> Directions for this task:
In the entries below, find every line holding the string "gemäß" and collect it.

> Records to process:
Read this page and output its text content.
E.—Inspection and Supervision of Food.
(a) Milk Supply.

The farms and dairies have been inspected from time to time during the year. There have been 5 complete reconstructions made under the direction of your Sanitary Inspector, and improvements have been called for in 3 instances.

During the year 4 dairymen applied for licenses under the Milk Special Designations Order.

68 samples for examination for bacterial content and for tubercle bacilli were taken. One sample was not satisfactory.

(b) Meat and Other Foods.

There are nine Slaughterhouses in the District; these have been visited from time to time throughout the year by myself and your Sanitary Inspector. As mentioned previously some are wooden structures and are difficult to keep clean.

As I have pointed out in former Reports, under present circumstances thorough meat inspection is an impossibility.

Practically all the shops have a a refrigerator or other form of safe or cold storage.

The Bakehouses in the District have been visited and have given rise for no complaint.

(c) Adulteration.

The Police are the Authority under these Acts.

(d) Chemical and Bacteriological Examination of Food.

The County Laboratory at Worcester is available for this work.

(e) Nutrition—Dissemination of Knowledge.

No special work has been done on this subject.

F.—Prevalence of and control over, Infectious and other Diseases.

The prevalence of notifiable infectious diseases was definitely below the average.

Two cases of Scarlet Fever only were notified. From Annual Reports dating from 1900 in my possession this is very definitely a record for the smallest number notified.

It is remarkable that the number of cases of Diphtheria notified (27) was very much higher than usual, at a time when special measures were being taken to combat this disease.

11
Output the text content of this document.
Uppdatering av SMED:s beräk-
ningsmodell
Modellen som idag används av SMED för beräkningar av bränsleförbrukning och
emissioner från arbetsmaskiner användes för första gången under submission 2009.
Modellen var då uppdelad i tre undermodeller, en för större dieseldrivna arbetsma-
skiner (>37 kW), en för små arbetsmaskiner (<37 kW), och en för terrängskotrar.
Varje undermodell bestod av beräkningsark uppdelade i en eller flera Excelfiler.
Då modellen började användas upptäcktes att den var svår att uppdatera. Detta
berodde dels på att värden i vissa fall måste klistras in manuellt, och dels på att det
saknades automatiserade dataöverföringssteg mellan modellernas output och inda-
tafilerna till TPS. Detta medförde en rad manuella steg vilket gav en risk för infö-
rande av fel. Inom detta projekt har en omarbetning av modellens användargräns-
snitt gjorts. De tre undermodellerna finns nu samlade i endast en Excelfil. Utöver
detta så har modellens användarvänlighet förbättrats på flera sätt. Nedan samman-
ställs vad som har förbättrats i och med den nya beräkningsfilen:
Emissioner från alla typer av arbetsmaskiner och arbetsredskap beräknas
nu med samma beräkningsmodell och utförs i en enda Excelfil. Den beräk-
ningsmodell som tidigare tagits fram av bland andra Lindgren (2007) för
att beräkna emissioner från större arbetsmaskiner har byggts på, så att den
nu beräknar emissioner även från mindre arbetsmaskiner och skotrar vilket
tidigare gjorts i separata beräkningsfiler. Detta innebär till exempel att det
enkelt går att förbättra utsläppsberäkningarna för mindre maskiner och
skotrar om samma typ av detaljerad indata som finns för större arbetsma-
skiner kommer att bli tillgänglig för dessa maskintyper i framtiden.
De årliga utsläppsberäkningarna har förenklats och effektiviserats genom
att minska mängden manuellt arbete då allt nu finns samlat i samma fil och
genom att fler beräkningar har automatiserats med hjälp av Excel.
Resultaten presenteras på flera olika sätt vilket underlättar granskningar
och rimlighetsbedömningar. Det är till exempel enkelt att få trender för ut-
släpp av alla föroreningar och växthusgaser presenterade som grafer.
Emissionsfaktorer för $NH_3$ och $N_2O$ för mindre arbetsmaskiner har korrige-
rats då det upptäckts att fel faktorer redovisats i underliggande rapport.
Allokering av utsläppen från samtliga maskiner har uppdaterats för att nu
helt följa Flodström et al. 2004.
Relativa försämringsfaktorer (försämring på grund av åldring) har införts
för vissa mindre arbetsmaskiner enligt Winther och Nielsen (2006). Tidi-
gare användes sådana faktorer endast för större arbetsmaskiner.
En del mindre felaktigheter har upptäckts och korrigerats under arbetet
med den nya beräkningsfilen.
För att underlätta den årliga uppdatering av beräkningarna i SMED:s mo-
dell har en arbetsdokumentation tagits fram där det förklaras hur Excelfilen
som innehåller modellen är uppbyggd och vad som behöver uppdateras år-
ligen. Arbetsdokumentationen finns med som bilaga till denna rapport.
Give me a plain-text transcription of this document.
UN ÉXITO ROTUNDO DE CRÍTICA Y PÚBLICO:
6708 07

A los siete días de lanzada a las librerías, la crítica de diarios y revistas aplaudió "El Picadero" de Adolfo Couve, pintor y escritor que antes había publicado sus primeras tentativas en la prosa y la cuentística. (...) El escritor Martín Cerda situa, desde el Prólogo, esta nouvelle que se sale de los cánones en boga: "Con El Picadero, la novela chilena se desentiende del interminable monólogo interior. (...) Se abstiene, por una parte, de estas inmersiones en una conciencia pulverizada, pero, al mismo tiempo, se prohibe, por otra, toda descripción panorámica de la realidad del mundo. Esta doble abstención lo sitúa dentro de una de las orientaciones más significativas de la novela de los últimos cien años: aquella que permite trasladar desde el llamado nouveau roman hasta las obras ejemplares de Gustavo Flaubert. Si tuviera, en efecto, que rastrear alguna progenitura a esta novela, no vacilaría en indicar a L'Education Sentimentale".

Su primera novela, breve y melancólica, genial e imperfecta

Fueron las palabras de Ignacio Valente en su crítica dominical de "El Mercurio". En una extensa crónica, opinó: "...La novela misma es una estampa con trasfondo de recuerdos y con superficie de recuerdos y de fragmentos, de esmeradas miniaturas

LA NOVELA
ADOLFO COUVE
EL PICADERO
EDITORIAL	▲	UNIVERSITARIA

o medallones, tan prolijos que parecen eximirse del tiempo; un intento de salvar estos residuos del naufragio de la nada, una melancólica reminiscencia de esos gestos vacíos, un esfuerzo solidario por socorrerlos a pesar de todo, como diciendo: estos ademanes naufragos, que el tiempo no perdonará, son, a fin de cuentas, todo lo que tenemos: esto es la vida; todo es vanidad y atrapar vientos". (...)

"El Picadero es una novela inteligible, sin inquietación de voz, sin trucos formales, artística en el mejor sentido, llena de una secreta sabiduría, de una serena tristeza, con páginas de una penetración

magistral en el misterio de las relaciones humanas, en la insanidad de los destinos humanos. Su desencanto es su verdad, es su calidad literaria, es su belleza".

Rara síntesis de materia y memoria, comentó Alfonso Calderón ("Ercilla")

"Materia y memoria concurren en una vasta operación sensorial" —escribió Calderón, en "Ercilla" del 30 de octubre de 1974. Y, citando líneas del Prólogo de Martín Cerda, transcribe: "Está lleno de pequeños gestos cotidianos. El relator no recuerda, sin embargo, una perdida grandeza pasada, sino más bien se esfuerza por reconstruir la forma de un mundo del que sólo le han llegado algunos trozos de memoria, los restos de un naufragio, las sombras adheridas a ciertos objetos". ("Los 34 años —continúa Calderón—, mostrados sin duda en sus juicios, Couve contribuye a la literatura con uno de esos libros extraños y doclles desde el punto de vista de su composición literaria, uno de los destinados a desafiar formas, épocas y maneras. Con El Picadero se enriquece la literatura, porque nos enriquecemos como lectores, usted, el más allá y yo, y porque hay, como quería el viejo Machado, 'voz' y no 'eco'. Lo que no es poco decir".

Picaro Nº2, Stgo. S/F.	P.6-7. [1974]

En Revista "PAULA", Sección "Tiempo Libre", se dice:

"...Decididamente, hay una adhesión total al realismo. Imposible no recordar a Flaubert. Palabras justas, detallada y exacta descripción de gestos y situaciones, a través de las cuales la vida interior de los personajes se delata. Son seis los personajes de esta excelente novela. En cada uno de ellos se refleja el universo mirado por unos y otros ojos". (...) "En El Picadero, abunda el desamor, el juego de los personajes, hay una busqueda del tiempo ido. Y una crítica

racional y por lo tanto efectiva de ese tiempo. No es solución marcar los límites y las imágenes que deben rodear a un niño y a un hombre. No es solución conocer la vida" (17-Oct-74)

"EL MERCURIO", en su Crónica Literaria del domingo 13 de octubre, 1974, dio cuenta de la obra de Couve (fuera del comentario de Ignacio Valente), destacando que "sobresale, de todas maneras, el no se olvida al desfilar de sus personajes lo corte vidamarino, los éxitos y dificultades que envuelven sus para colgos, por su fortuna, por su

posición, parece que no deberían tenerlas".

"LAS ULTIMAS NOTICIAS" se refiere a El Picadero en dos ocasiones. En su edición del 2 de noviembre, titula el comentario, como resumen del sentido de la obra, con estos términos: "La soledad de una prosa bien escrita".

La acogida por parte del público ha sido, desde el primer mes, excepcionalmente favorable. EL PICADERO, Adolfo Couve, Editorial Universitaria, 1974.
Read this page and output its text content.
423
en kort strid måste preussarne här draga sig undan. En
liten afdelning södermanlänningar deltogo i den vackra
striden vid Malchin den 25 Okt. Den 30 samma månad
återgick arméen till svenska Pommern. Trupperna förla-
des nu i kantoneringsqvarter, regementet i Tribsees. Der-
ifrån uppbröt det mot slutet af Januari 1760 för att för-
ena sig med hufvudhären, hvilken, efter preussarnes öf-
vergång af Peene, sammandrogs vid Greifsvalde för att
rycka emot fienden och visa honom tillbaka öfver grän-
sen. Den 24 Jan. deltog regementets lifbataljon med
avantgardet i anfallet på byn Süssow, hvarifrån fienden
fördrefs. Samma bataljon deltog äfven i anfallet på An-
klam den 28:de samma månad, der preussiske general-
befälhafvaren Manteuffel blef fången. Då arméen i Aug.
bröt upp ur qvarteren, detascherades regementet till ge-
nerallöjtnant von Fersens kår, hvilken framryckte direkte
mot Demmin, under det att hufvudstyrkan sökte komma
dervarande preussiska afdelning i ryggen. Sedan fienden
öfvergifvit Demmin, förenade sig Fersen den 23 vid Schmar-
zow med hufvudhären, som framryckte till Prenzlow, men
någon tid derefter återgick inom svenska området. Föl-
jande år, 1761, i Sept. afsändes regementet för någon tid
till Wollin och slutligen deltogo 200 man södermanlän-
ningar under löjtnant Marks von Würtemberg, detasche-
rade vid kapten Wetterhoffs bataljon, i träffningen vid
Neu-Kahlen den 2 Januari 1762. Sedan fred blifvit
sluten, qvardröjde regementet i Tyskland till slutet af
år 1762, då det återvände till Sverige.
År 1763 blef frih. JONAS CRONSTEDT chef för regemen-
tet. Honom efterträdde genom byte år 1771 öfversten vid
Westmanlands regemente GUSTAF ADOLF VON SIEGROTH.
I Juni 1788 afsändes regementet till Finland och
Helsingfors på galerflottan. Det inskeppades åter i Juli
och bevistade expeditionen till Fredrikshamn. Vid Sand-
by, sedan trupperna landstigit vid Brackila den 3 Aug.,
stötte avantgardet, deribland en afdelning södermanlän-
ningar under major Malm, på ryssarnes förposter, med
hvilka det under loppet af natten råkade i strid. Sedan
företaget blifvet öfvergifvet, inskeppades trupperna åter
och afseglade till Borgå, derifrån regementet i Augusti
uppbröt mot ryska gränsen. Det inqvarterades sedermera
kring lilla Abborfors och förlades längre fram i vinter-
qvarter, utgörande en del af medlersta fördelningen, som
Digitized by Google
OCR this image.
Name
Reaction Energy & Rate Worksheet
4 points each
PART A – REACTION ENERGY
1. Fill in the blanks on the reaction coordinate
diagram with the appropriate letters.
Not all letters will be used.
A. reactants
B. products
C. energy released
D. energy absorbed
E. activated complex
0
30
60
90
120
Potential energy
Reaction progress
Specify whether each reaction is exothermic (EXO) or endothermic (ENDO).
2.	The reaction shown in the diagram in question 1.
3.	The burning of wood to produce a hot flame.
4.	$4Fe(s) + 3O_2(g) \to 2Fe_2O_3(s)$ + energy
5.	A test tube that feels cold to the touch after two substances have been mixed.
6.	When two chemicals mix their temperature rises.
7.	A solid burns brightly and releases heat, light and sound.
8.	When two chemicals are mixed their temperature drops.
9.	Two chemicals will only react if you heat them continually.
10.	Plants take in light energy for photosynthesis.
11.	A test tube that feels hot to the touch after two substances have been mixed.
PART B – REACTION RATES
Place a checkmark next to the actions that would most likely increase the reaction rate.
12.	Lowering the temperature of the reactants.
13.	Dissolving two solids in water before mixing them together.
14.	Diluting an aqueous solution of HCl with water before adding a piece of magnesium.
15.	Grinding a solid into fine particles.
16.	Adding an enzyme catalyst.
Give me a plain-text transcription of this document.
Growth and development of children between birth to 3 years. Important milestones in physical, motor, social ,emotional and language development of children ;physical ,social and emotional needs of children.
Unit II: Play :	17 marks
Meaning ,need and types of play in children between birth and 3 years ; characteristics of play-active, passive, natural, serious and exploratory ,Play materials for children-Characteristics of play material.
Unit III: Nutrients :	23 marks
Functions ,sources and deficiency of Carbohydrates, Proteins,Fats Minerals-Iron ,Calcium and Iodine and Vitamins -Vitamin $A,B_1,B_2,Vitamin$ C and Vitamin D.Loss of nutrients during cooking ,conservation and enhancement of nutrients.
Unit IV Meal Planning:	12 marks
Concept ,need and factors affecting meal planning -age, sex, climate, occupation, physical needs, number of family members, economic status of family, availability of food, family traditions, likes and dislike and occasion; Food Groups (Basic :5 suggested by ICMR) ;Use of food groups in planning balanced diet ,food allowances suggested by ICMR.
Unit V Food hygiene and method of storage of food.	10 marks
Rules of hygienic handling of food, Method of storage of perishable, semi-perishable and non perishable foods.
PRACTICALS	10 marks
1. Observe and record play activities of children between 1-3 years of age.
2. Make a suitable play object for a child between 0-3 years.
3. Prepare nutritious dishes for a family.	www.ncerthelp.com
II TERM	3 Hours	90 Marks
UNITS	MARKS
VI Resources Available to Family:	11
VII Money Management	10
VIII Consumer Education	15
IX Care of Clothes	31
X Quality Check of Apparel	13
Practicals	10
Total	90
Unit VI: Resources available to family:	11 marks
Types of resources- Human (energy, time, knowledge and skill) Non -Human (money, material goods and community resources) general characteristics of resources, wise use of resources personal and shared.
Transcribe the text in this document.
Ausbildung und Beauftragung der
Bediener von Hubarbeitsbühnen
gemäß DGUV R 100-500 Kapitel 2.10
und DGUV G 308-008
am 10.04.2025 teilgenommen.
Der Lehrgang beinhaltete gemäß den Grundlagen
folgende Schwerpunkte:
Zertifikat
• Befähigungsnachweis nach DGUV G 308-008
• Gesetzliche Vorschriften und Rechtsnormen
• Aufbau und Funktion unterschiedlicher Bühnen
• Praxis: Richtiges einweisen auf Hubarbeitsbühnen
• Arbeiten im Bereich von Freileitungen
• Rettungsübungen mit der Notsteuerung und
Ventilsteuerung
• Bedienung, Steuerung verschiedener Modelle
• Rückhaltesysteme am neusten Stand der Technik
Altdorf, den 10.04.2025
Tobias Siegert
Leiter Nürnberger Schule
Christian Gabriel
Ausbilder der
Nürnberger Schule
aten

> Answer to the problem:
gemäß DGUV R 100-500 Kapitel 2.10
Der Lehrgang beinhaltete gemäß den Grundlagen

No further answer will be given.